# Given request
Locate each line in the records containing "combustión". Copy it.

[Data listing]
- - - - - - -

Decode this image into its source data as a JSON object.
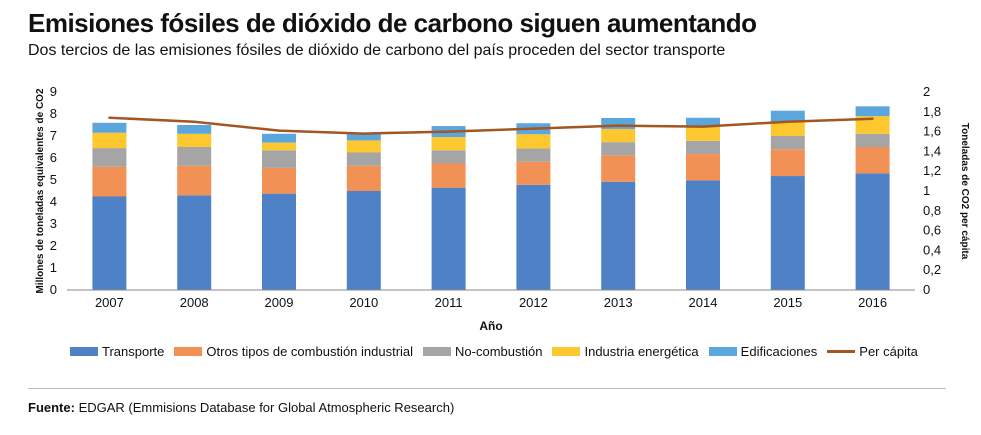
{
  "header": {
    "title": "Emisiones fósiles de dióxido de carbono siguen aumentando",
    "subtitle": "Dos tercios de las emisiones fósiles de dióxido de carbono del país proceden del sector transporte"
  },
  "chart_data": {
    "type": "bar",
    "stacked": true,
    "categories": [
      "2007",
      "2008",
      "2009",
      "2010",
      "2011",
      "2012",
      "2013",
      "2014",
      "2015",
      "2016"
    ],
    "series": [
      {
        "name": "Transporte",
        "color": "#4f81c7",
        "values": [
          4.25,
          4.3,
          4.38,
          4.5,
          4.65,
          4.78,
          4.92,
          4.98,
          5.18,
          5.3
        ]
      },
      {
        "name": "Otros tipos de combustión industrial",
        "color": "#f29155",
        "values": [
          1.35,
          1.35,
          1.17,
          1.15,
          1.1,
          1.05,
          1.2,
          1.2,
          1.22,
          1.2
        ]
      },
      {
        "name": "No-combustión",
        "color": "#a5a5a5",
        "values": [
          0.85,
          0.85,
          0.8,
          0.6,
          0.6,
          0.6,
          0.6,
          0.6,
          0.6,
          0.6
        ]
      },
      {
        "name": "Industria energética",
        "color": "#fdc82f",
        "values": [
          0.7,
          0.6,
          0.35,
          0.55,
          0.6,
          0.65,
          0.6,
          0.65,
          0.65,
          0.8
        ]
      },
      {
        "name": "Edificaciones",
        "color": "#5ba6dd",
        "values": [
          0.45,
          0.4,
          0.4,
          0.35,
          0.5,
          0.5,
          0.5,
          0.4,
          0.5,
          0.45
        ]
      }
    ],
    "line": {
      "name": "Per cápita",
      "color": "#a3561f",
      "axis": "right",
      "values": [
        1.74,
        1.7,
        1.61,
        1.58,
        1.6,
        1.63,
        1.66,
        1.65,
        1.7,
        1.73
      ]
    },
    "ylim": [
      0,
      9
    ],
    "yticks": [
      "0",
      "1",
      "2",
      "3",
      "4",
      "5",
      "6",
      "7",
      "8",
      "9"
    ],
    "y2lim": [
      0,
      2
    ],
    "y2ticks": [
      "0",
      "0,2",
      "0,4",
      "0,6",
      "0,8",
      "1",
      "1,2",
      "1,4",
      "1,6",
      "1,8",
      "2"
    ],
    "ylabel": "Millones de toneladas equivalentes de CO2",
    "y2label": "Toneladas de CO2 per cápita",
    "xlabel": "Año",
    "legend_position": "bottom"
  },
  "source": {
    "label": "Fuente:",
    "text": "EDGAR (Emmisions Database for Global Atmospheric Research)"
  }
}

- - - - - - -

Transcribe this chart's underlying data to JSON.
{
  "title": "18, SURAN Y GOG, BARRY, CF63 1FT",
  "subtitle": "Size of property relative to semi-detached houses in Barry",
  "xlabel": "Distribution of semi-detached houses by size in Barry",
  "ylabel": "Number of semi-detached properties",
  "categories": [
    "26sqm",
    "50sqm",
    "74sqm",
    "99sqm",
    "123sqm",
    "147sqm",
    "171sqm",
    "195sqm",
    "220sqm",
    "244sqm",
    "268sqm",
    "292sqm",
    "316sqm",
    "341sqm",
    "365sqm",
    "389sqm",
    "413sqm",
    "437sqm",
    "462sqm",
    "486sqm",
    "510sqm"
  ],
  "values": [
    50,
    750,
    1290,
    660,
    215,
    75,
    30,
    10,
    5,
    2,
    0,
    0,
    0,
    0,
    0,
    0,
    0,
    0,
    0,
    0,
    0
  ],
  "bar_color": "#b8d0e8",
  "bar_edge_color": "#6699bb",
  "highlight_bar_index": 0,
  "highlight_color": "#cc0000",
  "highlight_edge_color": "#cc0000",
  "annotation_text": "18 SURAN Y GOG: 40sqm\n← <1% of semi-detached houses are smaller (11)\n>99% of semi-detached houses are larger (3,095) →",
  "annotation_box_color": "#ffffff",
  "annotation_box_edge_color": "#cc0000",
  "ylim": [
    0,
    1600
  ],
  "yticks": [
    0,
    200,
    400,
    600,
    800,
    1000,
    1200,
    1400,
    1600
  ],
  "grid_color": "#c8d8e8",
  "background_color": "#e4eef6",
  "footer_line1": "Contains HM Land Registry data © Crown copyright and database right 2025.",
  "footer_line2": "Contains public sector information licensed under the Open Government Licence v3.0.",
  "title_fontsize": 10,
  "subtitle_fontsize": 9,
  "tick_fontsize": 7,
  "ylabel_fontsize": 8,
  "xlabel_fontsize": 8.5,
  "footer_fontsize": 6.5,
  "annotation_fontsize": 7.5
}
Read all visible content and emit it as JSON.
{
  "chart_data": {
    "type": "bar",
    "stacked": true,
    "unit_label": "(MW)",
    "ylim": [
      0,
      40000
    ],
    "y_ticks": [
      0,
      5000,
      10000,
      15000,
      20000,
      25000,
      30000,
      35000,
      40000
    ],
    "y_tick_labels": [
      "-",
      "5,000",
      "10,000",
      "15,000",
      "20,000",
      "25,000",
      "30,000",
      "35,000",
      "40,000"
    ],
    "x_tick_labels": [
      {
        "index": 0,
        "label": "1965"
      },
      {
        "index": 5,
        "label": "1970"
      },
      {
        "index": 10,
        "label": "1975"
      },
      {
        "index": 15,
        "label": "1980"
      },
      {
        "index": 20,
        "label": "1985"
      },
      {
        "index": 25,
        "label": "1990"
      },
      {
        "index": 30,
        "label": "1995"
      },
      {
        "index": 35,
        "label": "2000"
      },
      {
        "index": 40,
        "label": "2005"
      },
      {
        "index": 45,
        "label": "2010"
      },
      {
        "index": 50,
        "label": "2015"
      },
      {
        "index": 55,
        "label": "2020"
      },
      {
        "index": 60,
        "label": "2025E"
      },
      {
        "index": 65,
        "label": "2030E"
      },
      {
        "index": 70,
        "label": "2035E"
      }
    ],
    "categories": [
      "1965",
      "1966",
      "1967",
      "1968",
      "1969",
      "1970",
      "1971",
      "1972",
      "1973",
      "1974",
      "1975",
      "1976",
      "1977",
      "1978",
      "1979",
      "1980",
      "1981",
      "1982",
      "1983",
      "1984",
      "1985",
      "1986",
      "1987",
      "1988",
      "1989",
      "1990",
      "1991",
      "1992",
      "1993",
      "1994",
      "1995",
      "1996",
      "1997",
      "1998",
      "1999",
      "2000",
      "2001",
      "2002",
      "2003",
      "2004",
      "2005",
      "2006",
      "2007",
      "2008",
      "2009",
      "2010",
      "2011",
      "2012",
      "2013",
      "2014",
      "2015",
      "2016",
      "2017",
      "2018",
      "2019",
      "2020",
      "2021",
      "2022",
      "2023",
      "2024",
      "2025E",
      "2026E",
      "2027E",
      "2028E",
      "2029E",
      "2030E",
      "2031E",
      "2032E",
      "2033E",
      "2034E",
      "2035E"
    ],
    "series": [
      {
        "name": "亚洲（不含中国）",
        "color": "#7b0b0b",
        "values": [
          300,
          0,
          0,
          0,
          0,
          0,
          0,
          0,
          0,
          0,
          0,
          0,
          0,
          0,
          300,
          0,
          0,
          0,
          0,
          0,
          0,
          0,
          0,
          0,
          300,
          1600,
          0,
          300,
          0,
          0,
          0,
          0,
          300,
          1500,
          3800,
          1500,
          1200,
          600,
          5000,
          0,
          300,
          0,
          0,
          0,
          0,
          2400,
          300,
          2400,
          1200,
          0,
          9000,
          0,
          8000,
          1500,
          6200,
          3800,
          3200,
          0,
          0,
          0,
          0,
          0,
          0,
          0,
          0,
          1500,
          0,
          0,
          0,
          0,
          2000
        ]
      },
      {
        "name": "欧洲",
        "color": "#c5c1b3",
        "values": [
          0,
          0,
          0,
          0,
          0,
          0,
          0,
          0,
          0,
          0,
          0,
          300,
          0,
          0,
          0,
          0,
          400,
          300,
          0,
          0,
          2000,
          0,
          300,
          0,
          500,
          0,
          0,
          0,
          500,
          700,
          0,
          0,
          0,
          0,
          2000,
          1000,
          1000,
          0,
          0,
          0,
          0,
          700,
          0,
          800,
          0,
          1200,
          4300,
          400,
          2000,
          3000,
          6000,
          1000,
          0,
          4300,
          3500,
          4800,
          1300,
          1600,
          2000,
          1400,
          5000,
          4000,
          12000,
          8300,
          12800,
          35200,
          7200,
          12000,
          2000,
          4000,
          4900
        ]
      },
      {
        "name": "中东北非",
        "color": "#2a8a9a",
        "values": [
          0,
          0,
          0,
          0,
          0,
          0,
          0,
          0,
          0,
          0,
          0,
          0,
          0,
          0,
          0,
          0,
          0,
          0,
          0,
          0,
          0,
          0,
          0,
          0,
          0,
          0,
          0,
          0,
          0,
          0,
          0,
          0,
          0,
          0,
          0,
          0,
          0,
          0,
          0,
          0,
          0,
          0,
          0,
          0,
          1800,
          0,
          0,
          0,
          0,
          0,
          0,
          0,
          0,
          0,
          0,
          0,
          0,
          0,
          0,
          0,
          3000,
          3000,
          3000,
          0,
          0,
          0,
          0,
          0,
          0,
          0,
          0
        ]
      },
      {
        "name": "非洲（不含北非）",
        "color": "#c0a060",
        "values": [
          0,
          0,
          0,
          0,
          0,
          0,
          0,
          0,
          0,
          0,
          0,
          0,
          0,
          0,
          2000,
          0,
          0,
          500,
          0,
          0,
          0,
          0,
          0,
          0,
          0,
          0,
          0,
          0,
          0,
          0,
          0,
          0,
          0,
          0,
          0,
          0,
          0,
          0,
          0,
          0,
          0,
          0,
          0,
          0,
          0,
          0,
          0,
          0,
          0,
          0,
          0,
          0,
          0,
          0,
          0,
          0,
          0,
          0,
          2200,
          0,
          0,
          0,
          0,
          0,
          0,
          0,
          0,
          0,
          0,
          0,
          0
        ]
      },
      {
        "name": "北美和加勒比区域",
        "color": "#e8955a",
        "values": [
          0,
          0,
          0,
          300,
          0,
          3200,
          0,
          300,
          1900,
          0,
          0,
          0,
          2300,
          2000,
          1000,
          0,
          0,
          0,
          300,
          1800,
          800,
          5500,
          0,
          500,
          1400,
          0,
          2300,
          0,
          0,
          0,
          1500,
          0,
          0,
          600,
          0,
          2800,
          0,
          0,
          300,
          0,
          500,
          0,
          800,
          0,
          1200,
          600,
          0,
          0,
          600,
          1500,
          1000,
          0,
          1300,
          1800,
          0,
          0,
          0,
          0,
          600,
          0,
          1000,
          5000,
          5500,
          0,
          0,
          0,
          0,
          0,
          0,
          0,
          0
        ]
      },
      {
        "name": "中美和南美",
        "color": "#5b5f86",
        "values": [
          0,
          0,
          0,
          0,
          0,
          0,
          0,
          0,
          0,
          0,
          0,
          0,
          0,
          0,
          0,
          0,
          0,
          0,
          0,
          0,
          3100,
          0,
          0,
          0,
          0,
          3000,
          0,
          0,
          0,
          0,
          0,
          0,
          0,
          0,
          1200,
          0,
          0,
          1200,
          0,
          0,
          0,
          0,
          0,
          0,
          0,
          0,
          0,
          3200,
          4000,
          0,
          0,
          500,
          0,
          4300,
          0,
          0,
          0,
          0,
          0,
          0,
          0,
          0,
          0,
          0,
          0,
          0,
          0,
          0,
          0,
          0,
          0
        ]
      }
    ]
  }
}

- - - - - - -

# Correct response
        "name": "Otros tipos de combustión industrial",
        "name": "No-combustión",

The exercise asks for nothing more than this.